# TASK DETAILS:
Copy the data word for word, keeping every line.

# THE RECORDS:
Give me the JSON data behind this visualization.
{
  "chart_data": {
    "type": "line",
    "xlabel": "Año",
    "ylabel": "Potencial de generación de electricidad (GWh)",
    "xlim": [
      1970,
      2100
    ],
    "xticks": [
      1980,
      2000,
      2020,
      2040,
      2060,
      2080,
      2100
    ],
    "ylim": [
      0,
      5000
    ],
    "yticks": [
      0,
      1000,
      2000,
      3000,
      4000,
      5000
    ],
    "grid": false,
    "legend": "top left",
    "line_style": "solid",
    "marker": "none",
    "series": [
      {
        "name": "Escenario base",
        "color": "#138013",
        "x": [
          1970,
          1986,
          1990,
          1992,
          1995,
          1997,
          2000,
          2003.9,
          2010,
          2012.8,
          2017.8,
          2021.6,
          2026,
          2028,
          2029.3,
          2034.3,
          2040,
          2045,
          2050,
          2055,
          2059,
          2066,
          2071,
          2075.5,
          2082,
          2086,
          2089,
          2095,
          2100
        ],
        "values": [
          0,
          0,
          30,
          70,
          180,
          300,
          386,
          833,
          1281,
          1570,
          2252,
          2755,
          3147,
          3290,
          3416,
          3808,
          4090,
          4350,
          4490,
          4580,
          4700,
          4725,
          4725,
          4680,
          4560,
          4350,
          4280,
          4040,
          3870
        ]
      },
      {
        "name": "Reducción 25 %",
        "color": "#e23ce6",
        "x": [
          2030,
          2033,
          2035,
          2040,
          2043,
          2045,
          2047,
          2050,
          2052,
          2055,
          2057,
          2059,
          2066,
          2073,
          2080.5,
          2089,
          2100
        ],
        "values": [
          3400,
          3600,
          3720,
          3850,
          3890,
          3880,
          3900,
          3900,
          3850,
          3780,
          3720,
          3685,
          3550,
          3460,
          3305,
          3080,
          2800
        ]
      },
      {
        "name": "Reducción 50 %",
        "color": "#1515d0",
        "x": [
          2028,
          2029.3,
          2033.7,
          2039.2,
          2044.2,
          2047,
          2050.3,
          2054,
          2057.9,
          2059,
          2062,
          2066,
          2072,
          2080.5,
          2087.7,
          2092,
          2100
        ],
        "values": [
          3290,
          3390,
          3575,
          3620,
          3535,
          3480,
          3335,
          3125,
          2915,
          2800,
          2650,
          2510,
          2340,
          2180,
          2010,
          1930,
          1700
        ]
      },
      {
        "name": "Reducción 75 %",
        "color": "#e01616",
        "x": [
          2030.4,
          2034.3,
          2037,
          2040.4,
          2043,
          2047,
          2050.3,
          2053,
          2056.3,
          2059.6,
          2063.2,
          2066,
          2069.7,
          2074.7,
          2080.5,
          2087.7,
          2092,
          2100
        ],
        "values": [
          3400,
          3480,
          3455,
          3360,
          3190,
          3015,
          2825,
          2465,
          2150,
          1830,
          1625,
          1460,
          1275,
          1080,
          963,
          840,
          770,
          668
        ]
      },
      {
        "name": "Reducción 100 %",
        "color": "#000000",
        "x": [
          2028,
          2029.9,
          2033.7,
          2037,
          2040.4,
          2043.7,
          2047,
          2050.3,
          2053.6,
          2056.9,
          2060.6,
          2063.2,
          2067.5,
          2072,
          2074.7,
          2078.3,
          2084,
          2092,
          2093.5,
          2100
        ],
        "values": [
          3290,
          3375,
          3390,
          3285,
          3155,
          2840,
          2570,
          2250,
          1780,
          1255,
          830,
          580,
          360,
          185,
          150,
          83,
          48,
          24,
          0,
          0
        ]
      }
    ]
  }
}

# TASK ANSWER:
Give me the JSON data behind this visualization.
{
  "chart_data": {
    "type": "line",
    "xlabel": "Año",
    "ylabel": "Potencial de generación de electricidad (GWh)",
    "xlim": [
      1970,
      2100
    ],
    "xticks": [
      1980,
      2000,
      2020,
      2040,
      2060,
      2080,
      2100
    ],
    "ylim": [
      0,
      5000
    ],
    "yticks": [
      0,
      1000,
      2000,
      3000,
      4000,
      5000
    ],
    "grid": false,
    "legend": "top left",
    "line_style": "solid",
    "marker": "none",
    "series": [
      {
        "name": "Escenario base",
        "color": "#138013",
        "x": [
          1970,
          1986,
          1990,
          1992,
          1995,
          1997,
          2000,
          2003.9,
          2010,
          2012.8,
          2017.8,
          2021.6,
          2026,
          2028,
          2029.3,
          2034.3,
          2040,
          2045,
          2050,
          2055,
          2059,
          2066,
          2071,
          2075.5,
          2082,
          2086,
          2089,
          2095,
          2100
        ],
        "values": [
          0,
          0,
          30,
          70,
          180,
          300,
          386,
          833,
          1281,
          1570,
          2252,
          2755,
          3147,
          3290,
          3416,
          3808,
          4090,
          4350,
          4490,
          4580,
          4700,
          4725,
          4725,
          4680,
          4560,
          4350,
          4280,
          4040,
          3870
        ]
      },
      {
        "name": "Reducción 25 %",
        "color": "#e23ce6",
        "x": [
          2030,
          2033,
          2035,
          2040,
          2043,
          2045,
          2047,
          2050,
          2052,
          2055,
          2057,
          2059,
          2066,
          2073,
          2080.5,
          2089,
          2100
        ],
        "values": [
          3400,
          3600,
          3720,
          3850,
          3890,
          3880,
          3900,
          3900,
          3850,
          3780,
          3720,
          3685,
          3550,
          3460,
          3305,
          3080,
          2800
        ]
      },
      {
        "name": "Reducción 50 %",
        "color": "#1515d0",
        "x": [
          2028,
          2029.3,
          2033.7,
          2039.2,
          2044.2,
          2047,
          2050.3,
          2054,
          2057.9,
          2059,
          2062,
          2066,
          2072,
          2080.5,
          2087.7,
          2092,
          2100
        ],
        "values": [
          3290,
          3390,
          3575,
          3620,
          3535,
          3480,
          3335,
          3125,
          2915,
          2800,
          2650,
          2510,
          2340,
          2180,
          2010,
          1930,
          1700
        ]
      },
      {
        "name": "Reducción 75 %",
        "color": "#e01616",
        "x": [
          2030.4,
          2034.3,
          2037,
          2040.4,
          2043,
          2047,
          2050.3,
          2053,
          2056.3,
          2059.6,
          2063.2,
          2066,
          2069.7,
          2074.7,
          2080.5,
          2087.7,
          2092,
          2100
        ],
        "values": [
          3400,
          3480,
          3455,
          3360,
          3190,
          3015,
          2825,
          2465,
          2150,
          1830,
          1625,
          1460,
          1275,
          1080,
          963,
          840,
          770,
          668
        ]
      },
      {
        "name": "Reducción 100 %",
        "color": "#000000",
        "x": [
          2028,
          2029.9,
          2033.7,
          2037,
          2040.4,
          2043.7,
          2047,
          2050.3,
          2053.6,
          2056.9,
          2060.6,
          2063.2,
          2067.5,
          2072,
          2074.7,
          2078.3,
          2084,
          2092,
          2093.5,
          2100
        ],
        "values": [
          3290,
          3375,
          3390,
          3285,
          3155,
          2840,
          2570,
          2250,
          1780,
          1255,
          830,
          580,
          360,
          185,
          150,
          83,
          48,
          24,
          0,
          0
        ]
      }
    ]
  }
}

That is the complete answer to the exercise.